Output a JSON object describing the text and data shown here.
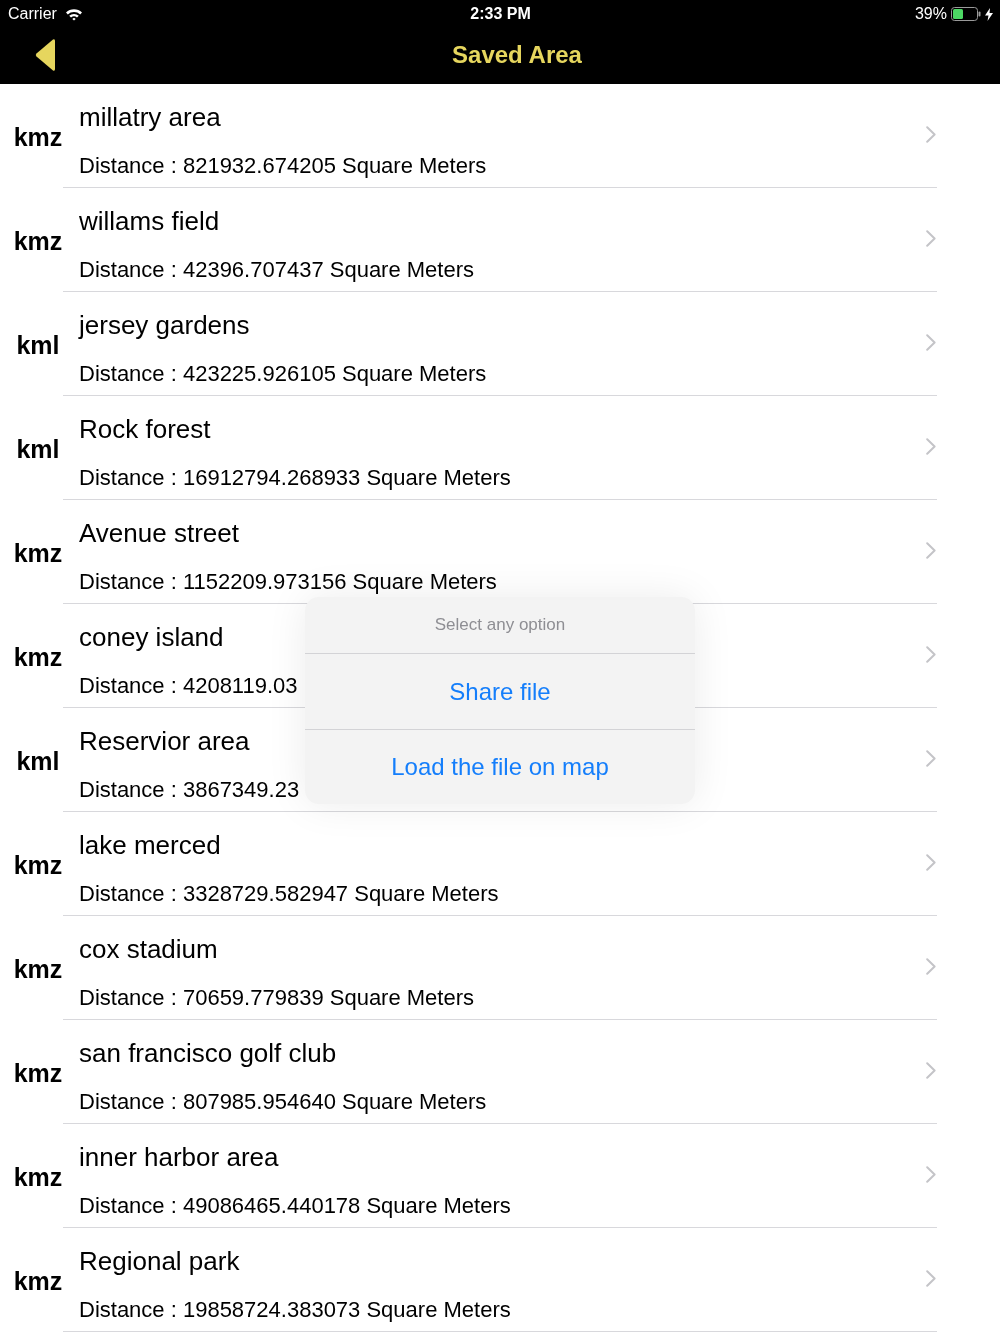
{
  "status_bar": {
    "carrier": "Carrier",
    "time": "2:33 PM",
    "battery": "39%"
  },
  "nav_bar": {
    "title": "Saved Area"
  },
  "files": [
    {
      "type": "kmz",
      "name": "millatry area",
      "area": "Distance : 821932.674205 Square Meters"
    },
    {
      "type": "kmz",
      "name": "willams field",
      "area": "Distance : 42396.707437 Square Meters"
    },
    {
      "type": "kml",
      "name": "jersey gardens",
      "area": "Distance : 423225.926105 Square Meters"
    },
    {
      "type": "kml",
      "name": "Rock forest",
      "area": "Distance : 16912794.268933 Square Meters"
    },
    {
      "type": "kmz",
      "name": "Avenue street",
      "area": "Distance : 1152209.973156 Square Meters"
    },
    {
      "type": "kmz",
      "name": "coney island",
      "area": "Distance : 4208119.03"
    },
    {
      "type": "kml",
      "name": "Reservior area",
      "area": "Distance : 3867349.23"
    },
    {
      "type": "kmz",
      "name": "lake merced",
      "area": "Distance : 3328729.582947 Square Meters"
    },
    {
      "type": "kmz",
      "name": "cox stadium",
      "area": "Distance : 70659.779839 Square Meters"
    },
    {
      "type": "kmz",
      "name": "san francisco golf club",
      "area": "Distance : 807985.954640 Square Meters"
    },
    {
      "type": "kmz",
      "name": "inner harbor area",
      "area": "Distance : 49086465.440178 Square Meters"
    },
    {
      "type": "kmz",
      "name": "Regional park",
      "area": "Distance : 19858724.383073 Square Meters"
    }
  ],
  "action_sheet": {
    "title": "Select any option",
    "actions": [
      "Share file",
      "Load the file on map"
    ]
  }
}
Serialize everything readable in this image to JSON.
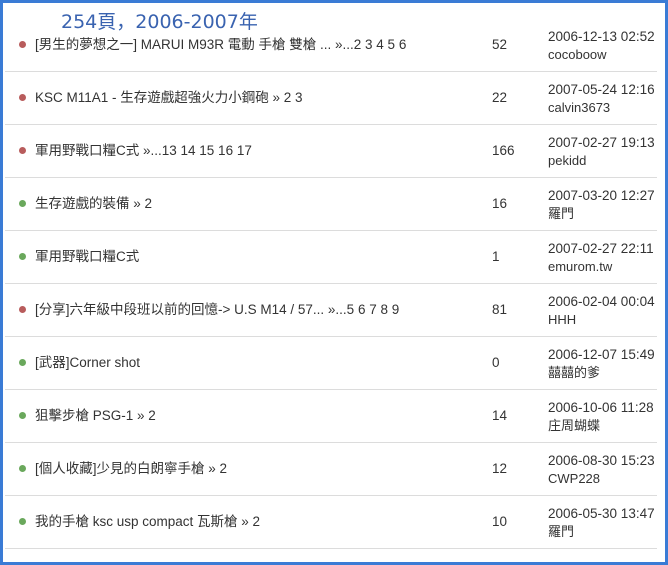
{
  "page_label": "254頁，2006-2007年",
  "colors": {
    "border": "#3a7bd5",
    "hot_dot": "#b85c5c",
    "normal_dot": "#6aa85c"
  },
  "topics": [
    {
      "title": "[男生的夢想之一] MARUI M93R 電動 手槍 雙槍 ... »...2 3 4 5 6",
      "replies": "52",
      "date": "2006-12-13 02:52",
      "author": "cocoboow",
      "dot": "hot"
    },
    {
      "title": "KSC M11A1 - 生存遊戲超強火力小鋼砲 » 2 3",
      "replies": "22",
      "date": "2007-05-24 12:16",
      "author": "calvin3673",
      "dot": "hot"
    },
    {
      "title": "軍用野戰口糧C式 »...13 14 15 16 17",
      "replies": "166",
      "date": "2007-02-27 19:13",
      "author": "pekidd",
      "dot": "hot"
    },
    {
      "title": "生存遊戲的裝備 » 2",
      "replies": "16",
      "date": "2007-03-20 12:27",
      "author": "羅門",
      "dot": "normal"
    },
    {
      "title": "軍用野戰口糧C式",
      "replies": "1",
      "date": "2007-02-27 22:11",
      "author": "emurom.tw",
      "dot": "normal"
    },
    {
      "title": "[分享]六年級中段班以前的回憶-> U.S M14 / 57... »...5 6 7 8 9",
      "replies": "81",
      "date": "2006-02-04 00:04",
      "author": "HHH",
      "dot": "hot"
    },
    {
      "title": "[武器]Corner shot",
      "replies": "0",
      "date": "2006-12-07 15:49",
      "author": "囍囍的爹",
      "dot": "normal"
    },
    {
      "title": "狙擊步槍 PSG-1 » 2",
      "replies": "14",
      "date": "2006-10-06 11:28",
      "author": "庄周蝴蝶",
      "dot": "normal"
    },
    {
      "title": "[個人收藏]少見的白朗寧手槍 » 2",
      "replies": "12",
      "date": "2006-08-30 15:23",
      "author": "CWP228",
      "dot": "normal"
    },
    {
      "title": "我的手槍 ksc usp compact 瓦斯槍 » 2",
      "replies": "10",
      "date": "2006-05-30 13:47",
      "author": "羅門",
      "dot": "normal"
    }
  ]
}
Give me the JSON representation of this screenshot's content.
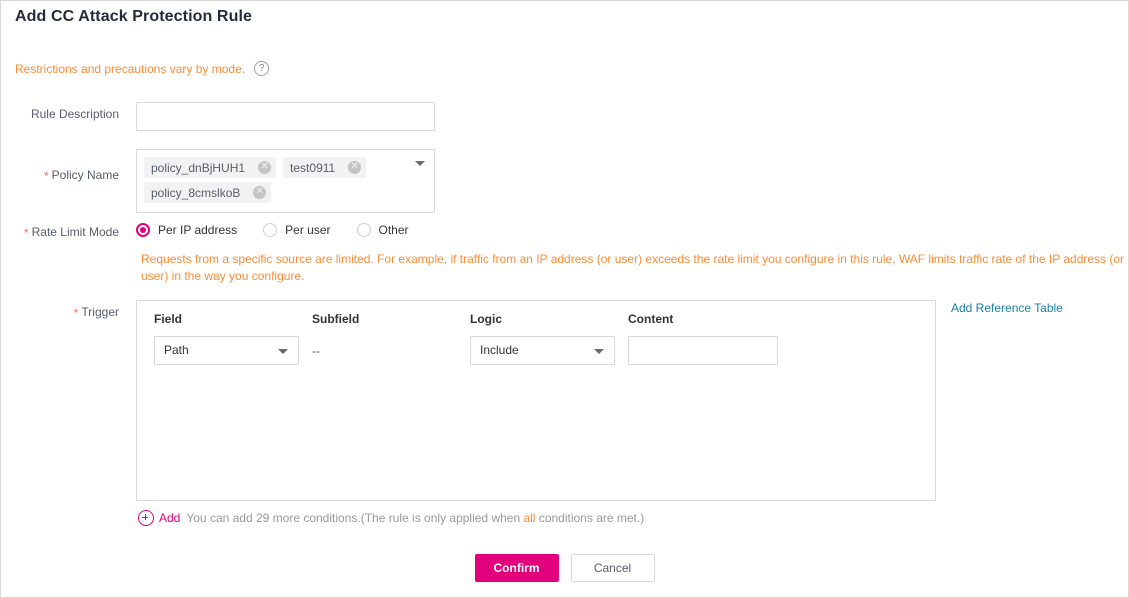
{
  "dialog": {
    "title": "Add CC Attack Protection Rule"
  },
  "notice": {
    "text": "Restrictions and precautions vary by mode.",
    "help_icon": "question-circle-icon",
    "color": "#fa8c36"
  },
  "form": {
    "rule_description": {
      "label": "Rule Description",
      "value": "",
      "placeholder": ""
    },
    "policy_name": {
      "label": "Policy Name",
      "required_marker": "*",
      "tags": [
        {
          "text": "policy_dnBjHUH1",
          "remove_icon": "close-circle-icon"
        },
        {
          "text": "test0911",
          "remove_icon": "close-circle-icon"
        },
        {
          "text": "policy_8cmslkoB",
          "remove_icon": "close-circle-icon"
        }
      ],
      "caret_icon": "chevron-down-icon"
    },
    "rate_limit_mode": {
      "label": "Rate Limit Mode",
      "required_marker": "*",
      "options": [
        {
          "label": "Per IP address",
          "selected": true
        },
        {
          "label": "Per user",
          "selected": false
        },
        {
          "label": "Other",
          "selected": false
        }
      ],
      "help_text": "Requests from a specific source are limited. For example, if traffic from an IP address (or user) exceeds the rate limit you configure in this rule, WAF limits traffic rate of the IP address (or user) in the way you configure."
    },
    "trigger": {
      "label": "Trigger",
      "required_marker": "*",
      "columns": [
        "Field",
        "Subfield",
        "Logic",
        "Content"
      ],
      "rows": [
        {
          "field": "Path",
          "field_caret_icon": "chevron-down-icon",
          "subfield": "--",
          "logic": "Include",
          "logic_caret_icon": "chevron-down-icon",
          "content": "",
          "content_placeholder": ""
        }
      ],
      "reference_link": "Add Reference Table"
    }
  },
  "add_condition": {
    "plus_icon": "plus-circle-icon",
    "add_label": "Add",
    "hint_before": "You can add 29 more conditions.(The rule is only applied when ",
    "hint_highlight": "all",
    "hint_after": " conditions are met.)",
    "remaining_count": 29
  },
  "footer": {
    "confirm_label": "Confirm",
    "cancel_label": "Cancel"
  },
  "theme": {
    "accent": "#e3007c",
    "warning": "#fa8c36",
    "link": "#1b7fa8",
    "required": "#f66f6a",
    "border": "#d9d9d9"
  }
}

######

> _Task details_
Say the number of lines in the listing that hold "conditions", with no added words.

> _Worked answer_
2